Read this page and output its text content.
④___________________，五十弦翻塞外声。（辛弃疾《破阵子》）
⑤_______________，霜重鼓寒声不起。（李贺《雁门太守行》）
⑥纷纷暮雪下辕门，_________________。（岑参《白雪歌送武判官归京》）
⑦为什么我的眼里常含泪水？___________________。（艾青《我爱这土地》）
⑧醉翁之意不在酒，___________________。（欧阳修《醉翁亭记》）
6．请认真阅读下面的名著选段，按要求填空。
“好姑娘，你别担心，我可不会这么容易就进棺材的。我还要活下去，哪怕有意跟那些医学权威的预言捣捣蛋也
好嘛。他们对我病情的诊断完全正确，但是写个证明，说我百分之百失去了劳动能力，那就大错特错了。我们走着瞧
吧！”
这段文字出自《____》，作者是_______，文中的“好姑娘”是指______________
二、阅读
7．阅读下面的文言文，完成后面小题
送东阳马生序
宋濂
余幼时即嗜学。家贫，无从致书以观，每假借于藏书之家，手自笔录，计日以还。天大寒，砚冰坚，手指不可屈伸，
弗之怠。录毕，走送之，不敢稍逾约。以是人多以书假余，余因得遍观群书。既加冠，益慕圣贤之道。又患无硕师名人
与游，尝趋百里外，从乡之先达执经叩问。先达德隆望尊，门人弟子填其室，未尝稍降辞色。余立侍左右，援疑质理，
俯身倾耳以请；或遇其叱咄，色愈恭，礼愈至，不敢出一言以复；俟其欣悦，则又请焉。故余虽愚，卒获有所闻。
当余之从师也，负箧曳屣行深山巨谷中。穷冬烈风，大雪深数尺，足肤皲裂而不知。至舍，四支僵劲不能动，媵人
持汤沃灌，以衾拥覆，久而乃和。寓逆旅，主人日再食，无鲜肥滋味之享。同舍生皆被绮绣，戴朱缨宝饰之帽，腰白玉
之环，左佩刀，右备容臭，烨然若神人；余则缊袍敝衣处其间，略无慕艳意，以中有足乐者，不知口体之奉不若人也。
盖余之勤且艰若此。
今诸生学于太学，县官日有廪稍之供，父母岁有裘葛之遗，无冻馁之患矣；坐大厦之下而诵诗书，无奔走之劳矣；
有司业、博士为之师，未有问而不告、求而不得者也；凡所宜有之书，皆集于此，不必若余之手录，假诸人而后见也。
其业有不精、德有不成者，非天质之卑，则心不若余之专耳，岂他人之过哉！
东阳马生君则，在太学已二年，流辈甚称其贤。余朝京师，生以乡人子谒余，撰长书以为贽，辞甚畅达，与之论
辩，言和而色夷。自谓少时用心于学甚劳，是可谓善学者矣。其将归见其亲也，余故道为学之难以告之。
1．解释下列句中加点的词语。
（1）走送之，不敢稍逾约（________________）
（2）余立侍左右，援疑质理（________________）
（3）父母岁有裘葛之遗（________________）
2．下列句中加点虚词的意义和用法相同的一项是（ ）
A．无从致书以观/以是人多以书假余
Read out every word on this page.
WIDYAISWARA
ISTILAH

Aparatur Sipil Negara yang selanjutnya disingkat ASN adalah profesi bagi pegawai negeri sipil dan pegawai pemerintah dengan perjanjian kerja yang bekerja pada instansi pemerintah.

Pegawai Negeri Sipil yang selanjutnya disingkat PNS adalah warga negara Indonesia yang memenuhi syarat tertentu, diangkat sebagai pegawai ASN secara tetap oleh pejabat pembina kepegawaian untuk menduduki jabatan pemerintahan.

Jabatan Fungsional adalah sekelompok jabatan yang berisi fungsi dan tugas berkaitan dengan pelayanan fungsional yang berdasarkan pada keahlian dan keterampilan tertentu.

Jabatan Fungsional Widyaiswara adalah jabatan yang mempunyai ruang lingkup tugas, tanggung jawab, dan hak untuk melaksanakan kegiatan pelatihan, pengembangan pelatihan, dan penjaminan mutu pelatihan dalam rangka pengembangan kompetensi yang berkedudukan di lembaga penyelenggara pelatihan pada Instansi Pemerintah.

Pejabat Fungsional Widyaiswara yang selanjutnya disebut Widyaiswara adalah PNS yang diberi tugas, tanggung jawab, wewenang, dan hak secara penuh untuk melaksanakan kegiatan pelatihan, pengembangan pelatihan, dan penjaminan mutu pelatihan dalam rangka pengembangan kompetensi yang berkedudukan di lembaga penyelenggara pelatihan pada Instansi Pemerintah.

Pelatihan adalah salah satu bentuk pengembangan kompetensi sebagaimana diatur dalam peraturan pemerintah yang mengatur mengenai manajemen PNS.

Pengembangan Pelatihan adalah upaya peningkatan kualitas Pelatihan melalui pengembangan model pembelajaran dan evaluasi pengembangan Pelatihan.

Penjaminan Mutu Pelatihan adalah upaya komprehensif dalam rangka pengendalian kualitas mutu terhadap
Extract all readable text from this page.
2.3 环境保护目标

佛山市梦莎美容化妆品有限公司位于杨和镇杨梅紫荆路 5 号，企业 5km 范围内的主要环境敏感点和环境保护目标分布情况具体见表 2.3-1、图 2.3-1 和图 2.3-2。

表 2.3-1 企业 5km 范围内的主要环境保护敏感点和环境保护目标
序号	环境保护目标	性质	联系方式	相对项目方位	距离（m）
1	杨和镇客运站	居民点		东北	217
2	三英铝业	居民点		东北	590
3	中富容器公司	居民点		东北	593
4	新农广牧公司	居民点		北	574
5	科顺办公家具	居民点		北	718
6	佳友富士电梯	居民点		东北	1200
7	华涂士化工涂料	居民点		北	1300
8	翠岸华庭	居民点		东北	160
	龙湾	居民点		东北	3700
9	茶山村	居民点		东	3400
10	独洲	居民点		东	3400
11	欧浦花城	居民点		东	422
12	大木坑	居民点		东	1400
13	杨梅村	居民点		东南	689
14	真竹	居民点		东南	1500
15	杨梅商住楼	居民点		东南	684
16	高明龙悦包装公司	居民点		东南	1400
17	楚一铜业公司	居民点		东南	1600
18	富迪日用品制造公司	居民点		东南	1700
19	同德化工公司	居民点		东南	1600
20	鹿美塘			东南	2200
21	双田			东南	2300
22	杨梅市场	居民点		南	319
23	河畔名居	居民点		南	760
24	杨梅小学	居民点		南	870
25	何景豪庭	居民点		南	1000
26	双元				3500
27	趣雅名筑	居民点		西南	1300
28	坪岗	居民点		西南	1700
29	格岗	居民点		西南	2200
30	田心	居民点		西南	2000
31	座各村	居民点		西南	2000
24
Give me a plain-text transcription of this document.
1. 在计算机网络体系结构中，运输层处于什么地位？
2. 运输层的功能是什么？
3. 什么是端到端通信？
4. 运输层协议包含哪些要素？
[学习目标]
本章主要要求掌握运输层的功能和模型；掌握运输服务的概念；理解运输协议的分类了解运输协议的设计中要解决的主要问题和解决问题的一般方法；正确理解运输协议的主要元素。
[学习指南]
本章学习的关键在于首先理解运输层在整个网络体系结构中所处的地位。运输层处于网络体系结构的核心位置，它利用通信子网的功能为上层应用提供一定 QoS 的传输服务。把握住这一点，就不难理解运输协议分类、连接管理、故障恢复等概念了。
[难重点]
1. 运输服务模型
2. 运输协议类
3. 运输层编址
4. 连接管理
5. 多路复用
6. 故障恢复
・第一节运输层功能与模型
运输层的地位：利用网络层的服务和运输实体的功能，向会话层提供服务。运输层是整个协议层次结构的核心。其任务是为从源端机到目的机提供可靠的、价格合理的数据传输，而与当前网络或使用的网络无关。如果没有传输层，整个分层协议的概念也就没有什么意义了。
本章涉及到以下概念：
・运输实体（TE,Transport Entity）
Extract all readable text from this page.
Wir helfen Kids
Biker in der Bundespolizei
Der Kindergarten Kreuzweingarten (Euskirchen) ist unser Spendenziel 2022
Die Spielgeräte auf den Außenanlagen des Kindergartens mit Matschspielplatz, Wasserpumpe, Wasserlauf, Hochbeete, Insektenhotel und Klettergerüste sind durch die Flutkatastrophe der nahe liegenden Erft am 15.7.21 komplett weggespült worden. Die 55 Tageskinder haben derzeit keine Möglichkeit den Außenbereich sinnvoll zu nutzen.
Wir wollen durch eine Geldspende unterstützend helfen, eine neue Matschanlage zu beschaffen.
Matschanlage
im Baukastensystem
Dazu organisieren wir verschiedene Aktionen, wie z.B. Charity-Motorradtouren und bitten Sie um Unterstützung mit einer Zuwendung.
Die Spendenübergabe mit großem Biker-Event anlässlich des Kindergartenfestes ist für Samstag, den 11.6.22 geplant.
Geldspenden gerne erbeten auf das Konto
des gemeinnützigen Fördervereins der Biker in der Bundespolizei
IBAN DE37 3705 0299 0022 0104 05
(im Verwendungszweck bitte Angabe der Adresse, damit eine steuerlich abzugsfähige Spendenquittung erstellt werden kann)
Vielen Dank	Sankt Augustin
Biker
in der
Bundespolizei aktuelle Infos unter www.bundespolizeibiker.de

=-=-=-=-=

> _STATED EXERCISE_: Find the word "jabatan" in the material, then list each line that holds it.

> _OUTPUT BELOW_:
Pegawai Negeri Sipil yang selanjutnya disingkat PNS adalah warga negara Indonesia yang memenuhi syarat tertentu, diangkat sebagai pegawai ASN secara tetap oleh pejabat pembina kepegawaian untuk menduduki jabatan pemerintahan.
Jabatan Fungsional adalah sekelompok jabatan yang berisi fungsi dan tugas berkaitan dengan pelayanan fungsional yang berdasarkan pada keahlian dan keterampilan tertentu.
Jabatan Fungsional Widyaiswara adalah jabatan yang mempunyai ruang lingkup tugas, tanggung jawab, dan hak untuk melaksanakan kegiatan pelatihan, pengembangan pelatihan, dan penjaminan mutu pelatihan dalam rangka pengembangan kompetensi yang berkedudukan di lembaga penyelenggara pelatihan pada Instansi Pemerintah.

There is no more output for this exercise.